### TASK BRIEF
Reproduce each line bearing the word "name".

(Items from a data source)
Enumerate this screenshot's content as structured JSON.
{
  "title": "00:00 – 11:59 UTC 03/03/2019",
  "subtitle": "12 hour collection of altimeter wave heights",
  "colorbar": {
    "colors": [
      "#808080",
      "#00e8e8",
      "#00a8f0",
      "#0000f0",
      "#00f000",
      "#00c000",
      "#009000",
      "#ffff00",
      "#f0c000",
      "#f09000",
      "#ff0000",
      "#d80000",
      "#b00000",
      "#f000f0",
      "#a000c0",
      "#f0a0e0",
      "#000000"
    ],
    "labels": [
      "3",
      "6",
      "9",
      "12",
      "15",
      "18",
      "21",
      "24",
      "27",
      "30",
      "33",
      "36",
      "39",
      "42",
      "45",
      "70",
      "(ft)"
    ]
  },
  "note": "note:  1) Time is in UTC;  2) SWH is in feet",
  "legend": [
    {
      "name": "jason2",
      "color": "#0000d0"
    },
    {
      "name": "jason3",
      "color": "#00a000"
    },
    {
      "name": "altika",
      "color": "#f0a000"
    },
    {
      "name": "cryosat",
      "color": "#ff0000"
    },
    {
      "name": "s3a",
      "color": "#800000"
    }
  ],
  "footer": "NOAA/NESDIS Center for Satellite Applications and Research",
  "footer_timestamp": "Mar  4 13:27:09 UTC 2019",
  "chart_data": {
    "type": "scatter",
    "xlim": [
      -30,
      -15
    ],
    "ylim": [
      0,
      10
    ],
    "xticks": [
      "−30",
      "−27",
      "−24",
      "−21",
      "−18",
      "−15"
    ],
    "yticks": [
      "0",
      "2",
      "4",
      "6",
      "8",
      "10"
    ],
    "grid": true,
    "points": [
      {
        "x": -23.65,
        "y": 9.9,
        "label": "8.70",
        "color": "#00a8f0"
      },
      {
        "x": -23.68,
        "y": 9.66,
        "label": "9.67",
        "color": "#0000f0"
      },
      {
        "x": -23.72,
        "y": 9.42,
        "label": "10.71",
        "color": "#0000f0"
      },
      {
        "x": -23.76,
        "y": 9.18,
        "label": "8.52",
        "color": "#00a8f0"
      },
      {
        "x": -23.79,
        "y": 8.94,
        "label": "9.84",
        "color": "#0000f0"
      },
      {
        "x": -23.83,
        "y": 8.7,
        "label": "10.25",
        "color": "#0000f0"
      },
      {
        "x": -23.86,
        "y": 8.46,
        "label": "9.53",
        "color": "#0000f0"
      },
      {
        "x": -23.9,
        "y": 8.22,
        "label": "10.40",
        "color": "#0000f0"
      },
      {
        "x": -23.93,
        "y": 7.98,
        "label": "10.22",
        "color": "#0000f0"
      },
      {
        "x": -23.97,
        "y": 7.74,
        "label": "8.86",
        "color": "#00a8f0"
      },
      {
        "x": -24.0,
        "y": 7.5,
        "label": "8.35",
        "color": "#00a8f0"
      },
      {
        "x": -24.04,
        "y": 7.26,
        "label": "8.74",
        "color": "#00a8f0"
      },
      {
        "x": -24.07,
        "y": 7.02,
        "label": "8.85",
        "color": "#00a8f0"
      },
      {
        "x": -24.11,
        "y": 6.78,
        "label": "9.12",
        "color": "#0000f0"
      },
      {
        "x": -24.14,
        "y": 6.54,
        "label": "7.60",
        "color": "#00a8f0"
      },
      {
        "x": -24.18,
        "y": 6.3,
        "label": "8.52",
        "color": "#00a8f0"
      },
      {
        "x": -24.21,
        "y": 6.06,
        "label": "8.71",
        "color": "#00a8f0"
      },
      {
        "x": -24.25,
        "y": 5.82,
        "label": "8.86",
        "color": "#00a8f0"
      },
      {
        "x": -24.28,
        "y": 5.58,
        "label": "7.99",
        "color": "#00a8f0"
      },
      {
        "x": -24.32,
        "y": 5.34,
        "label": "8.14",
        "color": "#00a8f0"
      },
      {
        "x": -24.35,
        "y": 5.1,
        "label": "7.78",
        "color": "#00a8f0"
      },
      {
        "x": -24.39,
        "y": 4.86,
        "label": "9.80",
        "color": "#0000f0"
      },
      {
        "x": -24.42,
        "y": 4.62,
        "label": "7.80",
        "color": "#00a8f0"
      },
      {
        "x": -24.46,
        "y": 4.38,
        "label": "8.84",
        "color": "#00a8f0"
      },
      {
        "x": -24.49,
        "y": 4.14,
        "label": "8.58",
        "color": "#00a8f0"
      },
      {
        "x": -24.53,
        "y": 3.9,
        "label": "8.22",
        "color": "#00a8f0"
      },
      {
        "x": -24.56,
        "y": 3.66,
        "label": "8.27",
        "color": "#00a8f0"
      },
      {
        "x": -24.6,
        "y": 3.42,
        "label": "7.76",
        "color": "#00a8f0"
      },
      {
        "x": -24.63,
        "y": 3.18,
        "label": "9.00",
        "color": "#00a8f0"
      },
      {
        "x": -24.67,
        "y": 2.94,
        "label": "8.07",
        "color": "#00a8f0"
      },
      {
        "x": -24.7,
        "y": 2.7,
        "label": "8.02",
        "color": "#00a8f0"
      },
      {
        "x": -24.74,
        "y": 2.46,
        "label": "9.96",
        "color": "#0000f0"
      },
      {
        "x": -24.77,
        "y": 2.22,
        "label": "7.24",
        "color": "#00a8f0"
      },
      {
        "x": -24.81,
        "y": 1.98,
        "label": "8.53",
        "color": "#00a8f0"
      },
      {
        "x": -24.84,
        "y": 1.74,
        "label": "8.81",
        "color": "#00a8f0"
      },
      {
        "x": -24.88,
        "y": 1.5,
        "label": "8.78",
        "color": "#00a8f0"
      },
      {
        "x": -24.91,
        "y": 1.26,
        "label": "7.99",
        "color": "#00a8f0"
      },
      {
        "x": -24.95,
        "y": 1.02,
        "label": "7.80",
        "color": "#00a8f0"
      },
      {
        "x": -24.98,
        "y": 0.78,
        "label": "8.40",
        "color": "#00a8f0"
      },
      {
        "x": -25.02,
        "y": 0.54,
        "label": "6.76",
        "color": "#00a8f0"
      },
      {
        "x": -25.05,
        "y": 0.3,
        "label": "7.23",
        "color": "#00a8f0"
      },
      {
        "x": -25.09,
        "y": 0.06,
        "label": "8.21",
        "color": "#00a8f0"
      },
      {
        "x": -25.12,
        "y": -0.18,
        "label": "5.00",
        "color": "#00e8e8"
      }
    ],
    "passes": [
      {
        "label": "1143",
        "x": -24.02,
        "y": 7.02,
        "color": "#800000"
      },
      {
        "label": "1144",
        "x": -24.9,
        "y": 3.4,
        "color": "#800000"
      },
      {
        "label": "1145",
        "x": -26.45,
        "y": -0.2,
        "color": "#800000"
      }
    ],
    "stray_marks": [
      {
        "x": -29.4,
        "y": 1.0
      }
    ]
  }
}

### CORRECT OUTPUT
      "name": "jason2",
      "name": "jason3",
      "name": "altika",
      "name": "cryosat",
      "name": "s3a",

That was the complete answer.